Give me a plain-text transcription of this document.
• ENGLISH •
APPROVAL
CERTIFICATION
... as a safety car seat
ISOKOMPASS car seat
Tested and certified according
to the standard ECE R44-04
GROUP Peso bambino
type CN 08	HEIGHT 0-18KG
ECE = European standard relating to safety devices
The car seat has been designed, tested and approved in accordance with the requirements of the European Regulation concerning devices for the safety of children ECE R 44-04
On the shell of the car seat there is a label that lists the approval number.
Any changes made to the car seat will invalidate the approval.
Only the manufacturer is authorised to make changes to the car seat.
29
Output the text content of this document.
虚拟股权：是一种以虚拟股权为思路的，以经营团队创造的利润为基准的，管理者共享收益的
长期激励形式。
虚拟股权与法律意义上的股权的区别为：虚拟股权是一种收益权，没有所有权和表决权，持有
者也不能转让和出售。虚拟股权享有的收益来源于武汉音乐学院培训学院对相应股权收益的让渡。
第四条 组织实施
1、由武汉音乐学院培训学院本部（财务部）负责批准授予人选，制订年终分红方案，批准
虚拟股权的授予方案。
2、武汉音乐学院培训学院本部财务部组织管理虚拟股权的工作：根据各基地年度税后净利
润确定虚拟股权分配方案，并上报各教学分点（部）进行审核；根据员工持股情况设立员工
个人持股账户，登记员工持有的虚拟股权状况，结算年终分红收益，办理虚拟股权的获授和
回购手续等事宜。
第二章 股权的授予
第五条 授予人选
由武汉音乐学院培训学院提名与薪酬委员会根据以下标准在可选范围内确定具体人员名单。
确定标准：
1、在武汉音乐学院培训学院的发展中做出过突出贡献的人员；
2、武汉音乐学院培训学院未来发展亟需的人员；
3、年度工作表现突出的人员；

### TASK OBJECTIVE
Write out every entry above, word for word.

### EXERCISE RESPONSE
Give me a plain-text transcription of this document.
• ENGLISH •
APPROVAL
CERTIFICATION
... as a safety car seat
ISOKOMPASS car seat
Tested and certified according
to the standard ECE R44-04
GROUP Peso bambino
type CN 08	HEIGHT 0-18KG
ECE = European standard relating to safety devices
The car seat has been designed, tested and approved in accordance with the requirements of the European Regulation concerning devices for the safety of children ECE R 44-04
On the shell of the car seat there is a label that lists the approval number.
Any changes made to the car seat will invalidate the approval.
Only the manufacturer is authorised to make changes to the car seat.
29
Output the text content of this document.
虚拟股权：是一种以虚拟股权为思路的，以经营团队创造的利润为基准的，管理者共享收益的
长期激励形式。
虚拟股权与法律意义上的股权的区别为：虚拟股权是一种收益权，没有所有权和表决权，持有
者也不能转让和出售。虚拟股权享有的收益来源于武汉音乐学院培训学院对相应股权收益的让渡。
第四条 组织实施
1、由武汉音乐学院培训学院本部（财务部）负责批准授予人选，制订年终分红方案，批准
虚拟股权的授予方案。
2、武汉音乐学院培训学院本部财务部组织管理虚拟股权的工作：根据各基地年度税后净利
润确定虚拟股权分配方案，并上报各教学分点（部）进行审核；根据员工持股情况设立员工
个人持股账户，登记员工持有的虚拟股权状况，结算年终分红收益，办理虚拟股权的获授和
回购手续等事宜。
第二章 股权的授予
第五条 授予人选
由武汉音乐学院培训学院提名与薪酬委员会根据以下标准在可选范围内确定具体人员名单。
确定标准：
1、在武汉音乐学院培训学院的发展中做出过突出贡献的人员；
2、武汉音乐学院培训学院未来发展亟需的人员；
3、年度工作表现突出的人员；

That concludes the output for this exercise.